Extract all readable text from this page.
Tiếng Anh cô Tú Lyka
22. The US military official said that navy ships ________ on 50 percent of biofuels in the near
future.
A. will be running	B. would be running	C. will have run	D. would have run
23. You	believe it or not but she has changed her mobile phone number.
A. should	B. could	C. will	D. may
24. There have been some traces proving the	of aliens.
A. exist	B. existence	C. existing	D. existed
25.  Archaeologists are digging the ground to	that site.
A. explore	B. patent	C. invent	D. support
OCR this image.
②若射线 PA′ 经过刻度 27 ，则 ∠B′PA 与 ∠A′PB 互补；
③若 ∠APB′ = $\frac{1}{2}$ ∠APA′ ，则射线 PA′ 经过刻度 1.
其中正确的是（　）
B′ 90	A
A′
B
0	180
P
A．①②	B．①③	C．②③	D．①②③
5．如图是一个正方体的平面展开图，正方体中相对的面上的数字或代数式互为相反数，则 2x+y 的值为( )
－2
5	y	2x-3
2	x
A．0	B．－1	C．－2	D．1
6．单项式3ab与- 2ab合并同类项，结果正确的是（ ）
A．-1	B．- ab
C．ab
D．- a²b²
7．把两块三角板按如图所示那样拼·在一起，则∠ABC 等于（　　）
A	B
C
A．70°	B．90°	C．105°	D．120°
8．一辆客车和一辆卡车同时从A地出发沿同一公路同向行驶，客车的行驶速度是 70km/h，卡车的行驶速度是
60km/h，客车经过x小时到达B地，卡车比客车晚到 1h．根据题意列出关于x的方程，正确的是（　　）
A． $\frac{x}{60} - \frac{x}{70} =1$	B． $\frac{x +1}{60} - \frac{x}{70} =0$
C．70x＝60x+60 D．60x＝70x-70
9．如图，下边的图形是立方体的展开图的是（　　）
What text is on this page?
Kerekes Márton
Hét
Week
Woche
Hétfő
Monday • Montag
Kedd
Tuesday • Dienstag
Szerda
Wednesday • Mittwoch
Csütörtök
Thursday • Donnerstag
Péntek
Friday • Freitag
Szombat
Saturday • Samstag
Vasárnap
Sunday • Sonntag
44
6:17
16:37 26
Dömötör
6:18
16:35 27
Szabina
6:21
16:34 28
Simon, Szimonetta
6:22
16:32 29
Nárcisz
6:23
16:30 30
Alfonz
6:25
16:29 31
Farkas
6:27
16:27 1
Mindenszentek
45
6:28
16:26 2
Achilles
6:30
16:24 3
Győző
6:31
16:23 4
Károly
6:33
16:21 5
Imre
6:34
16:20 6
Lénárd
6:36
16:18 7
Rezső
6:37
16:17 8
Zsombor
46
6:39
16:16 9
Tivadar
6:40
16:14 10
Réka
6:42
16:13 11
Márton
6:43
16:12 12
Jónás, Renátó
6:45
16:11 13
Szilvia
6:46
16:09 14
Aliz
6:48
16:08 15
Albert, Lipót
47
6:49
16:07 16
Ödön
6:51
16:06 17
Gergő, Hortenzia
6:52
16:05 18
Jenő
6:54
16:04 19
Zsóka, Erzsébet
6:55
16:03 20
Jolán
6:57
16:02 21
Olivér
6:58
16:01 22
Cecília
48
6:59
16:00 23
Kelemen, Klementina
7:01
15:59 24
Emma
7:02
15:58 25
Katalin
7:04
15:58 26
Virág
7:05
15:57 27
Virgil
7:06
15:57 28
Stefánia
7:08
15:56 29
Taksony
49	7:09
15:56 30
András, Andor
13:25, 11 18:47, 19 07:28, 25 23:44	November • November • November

_Directive_:
Across the records above, count the lines holding "this" and reply with that number alone.

_Exercise output_:
3